#### [Problem description]
Identify each line in the records below that contains the word "Champaran", and copy it.

#### [Excerpted records]
----
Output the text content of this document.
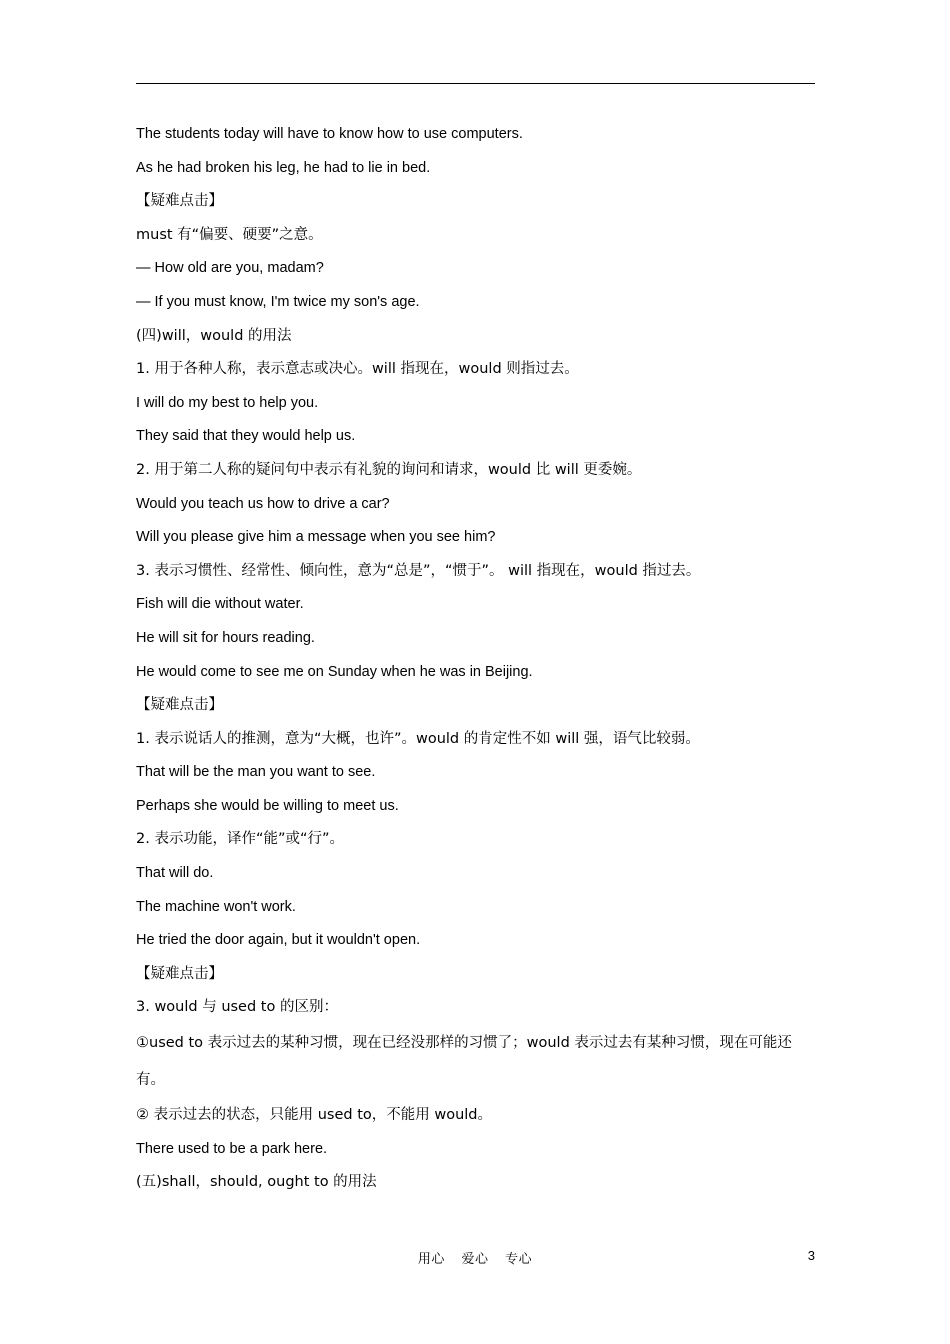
The students today will have to know how to use computers.
As he had broken his leg, he had to lie in bed.
【疑难点击】
must 有“偏要、硬要”之意。
— How old are you, madam?
— If you must know, I'm twice my son's age.
(四)will，would 的用法
1. 用于各种人称，表示意志或决心。will 指现在，would 则指过去。
I will do my best to help you.
They said that they would help us.
2. 用于第二人称的疑问句中表示有礼貌的询问和请求，would 比 will 更委婉。
Would you teach us how to drive a car?
Will you please give him a message when you see him?
3. 表示习惯性、经常性、倾向性，意为“总是”，“惯于”。 will 指现在，would 指过去。
Fish will die without water.
He will sit for hours reading.
He would come to see me on Sunday when he was in Beijing.
【疑难点击】
1. 表示说话人的推测，意为“大概，也许”。would 的肯定性不如 will 强，语气比较弱。
That will be the man you want to see.
Perhaps she would be willing to meet us.
2. 表示功能，译作“能”或“行”。
That will do.
The machine won't work.
He tried the door again, but it wouldn't open.
【疑难点击】
3. would 与 used to 的区别：
①used to 表示过去的某种习惯，现在已经没那样的习惯了；would 表示过去有某种习惯，现在可能还有。
② 表示过去的状态，只能用 used to，不能用 would。
There used to be a park here.
(五)shall，should, ought to 的用法
用心 爱心 专心	3
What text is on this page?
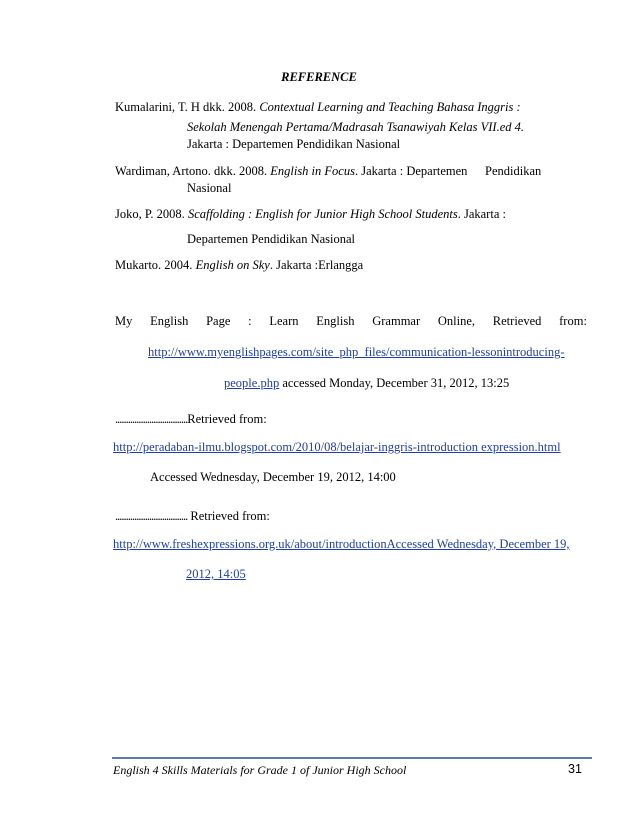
REFERENCE
Kumalarini, T. H dkk. 2008. Contextual Learning and Teaching Bahasa Inggris :
Sekolah Menengah Pertama/Madrasah Tsanawiyah Kelas VII.ed 4.
Jakarta : Departemen Pendidikan Nasional
Wardiman, Artono. dkk. 2008. English in Focus. Jakarta : Departemen Pendidikan
Nasional
Joko, P. 2008. Scaffolding : English for Junior High School Students. Jakarta :
Departemen Pendidikan Nasional
Mukarto. 2004. English on Sky. Jakarta :Erlangga
My English Page : Learn English Grammar Online, Retrieved from:
http://www.myenglishpages.com/site_php_files/communication-lessonintroducing-
people.php accessed Monday, December 31, 2012, 13:25
..................................Retrieved from:
http://peradaban-ilmu.blogspot.com/2010/08/belajar-inggris-introduction expression.html
Accessed Wednesday, December 19, 2012, 14:00
.................................. Retrieved from:
http://www.freshexpressions.org.uk/about/introductionAccessed Wednesday, December 19,
2012, 14:05
English 4 Skills Materials for Grade 1 of Junior High School	31
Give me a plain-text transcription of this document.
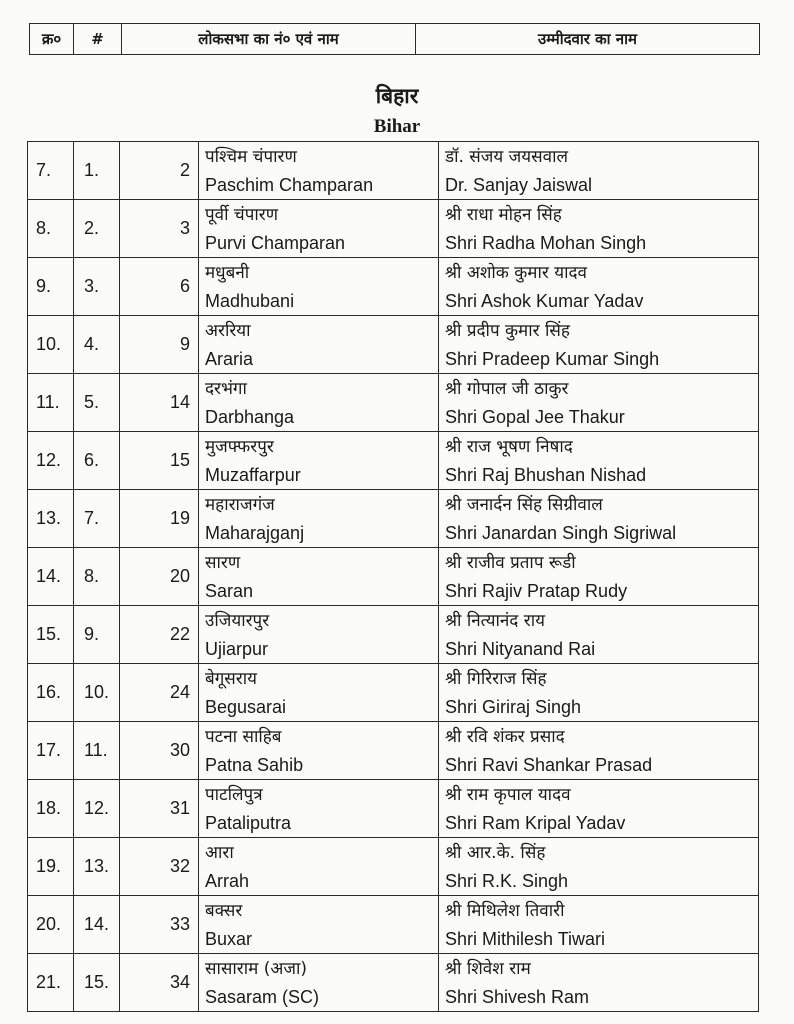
क्र०	#	लोकसभा का नं० एवं नाम	उम्मीदवार का नाम
बिहार
Bihar
7.	1.	2	पश्चिम चंपारण
Paschim Champaran	डॉ. संजय जयसवाल
Dr. Sanjay Jaiswal

8.	2.	3	पूर्वी चंपारण
Purvi Champaran	श्री राधा मोहन सिंह
Shri Radha Mohan Singh

9.	3.	6	मधुबनी
Madhubani	श्री अशोक कुमार यादव
Shri Ashok Kumar Yadav

10.	4.	9	अररिया
Araria	श्री प्रदीप कुमार सिंह
Shri Pradeep Kumar Singh

11.	5.	14	दरभंगा
Darbhanga	श्री गोपाल जी ठाकुर
Shri Gopal Jee Thakur

12.	6.	15	मुजफ्फरपुर
Muzaffarpur	श्री राज भूषण निषाद
Shri Raj Bhushan Nishad

13.	7.	19	महाराजगंज
Maharajganj	श्री जनार्दन सिंह सिग्रीवाल
Shri Janardan Singh Sigriwal

14.	8.	20	सारण
Saran	श्री राजीव प्रताप रूडी
Shri Rajiv Pratap Rudy

15.	9.	22	उजियारपुर
Ujiarpur	श्री नित्यानंद राय
Shri Nityanand Rai

16.	10.	24	बेगूसराय
Begusarai	श्री गिरिराज सिंह
Shri Giriraj Singh

17.	11.	30	पटना साहिब
Patna Sahib	श्री रवि शंकर प्रसाद
Shri Ravi Shankar Prasad

18.	12.	31	पाटलिपुत्र
Pataliputra	श्री राम कृपाल यादव
Shri Ram Kripal Yadav

19.	13.	32	आरा
Arrah	श्री आर.के. सिंह
Shri R.K. Singh

20.	14.	33	बक्सर
Buxar	श्री मिथिलेश तिवारी
Shri Mithilesh Tiwari

21.	15.	34	सासाराम (अजा)
Sasaram (SC)	श्री शिवेश राम
Shri Shivesh Ram
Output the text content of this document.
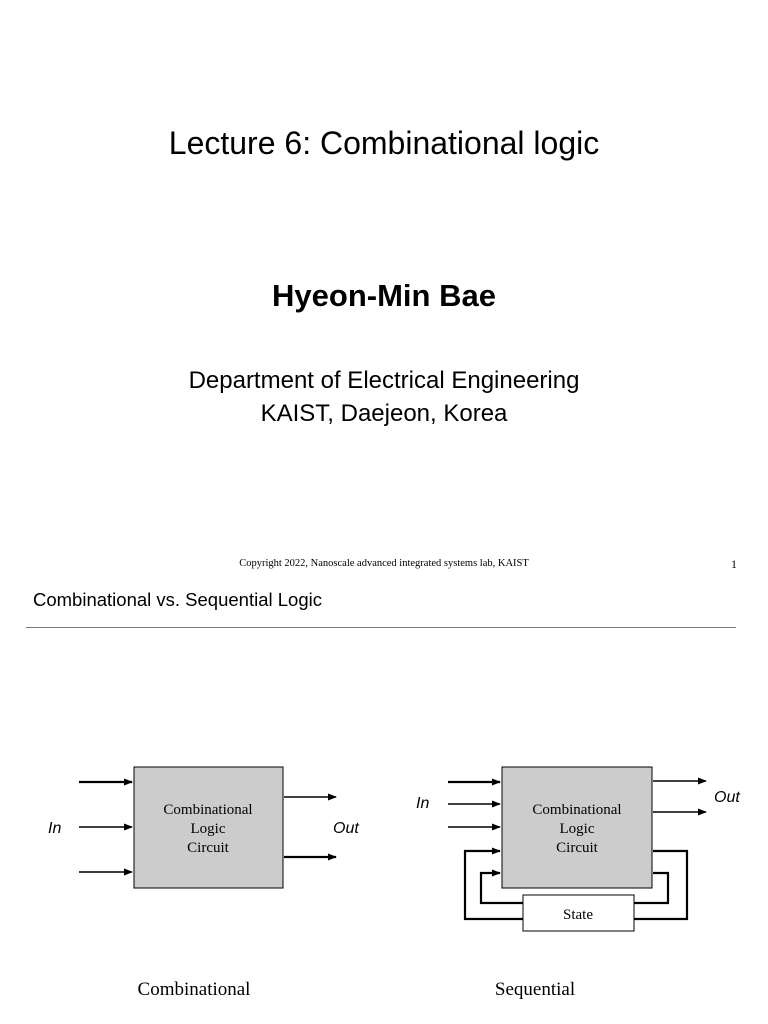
Lecture 6: Combinational logic
Hyeon-Min Bae
Department of Electrical Engineering
KAIST, Daejeon, Korea
Copyright 2022, Nanoscale advanced integrated systems lab, KAIST	1
Combinational vs. Sequential Logic
Combinational
Logic
Circuit
In	Out
State
Combinational
Logic
Circuit
In	Out
Combinational	Sequential
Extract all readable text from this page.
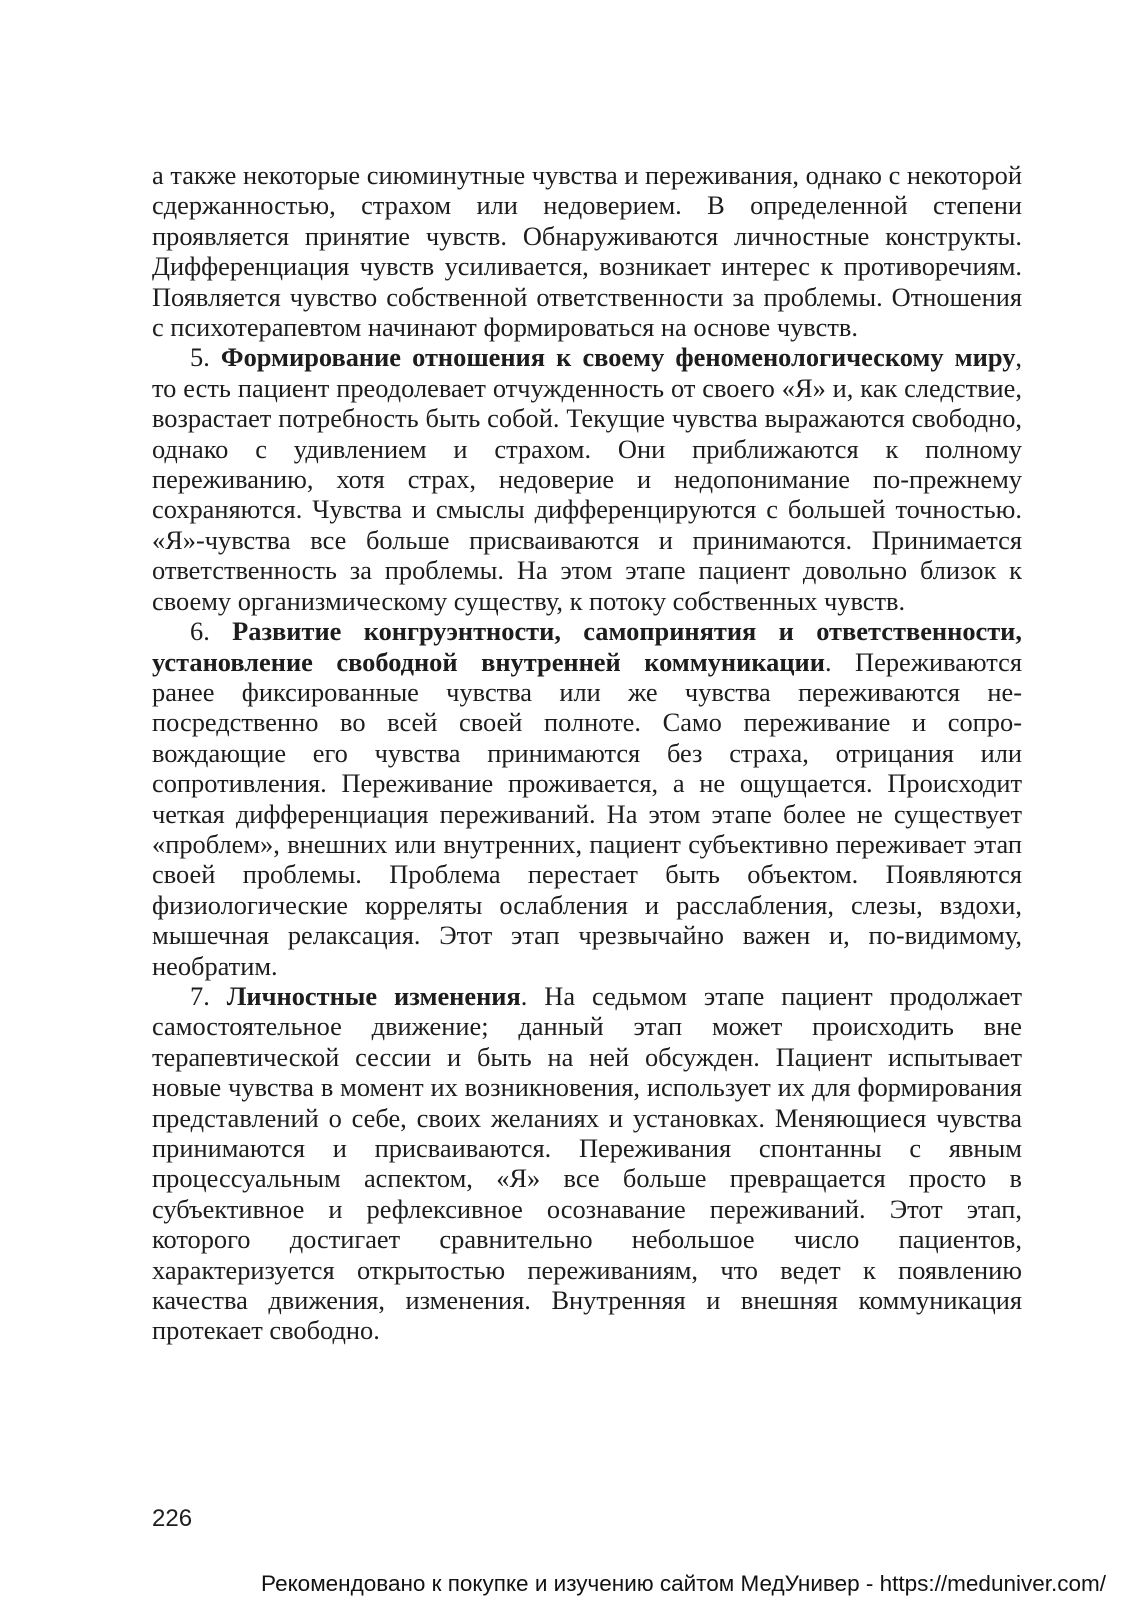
а также некоторые сиюминутные чувства и переживания, однако с некоторой сдержанностью, страхом или недоверием. В определенной степени проявляется принятие чувств. Обнаруживаются личностные конструкты. Дифференциация чувств усиливается, возникает интерес к противоречиям. Появляется чувство собственной ответственности за проблемы. Отношения с психотерапевтом начинают формироваться на основе чувств.

5. Формирование отношения к своему феноменологическому миру, то есть пациент преодолевает отчужденность от своего «Я» и, как следствие, возрастает потребность быть собой. Текущие чувства выражаются свободно, однако с удивлением и страхом. Они приближаются к полному переживанию, хотя страх, недоверие и недопонимание по-прежнему сохраняются. Чувства и смыслы дифференцируются с большей точностью. «Я»-чувства все больше присваиваются и принимаются. Принимается ответственность за проблемы. На этом этапе пациент довольно близок к своему организмическому существу, к потоку собственных чувств.

6. Развитие конгруэнтности, самопринятия и ответственности, установление свободной внутренней коммуникации. Переживаются ранее фиксированные чувства или же чувства переживаются непосредственно во всей своей полноте. Само переживание и сопровождающие его чувства принимаются без страха, отрицания или сопротивления. Переживание проживается, а не ощущается. Происходит четкая дифференциация переживаний. На этом этапе более не существует «проблем», внешних или внутренних, пациент субъективно переживает этап своей проблемы. Проблема перестает быть объектом. Появляются физиологические корреляты ослабления и расслабления, слезы, вздохи, мышечная релаксация. Этот этап чрезвычайно важен и, по-видимому, необратим.

7. Личностные изменения. На седьмом этапе пациент продолжает самостоятельное движение; данный этап может происходить вне терапевтической сессии и быть на ней обсужден. Пациент испытывает новые чувства в момент их возникновения, использует их для формирования представлений о себе, своих желаниях и установках. Меняющиеся чувства принимаются и присваиваются. Переживания спонтанны с явным процессуальным аспектом, «Я» все больше превращается просто в субъективное и рефлексивное осознавание переживаний. Этот этап, которого достигает сравнительно небольшое число пациентов, характеризуется открытостью переживаниям, что ведет к появлению качества движения, изменения. Внутренняя и внешняя коммуникация протекает свободно.

226
Рекомендовано к покупке и изучению сайтом МедУнивер - https://meduniver.com/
----
#### [Solved problem]
Paschim Champaran	डॉ. संजय जयसवाल
Purvi Champaran	श्री राधा मोहन सिंह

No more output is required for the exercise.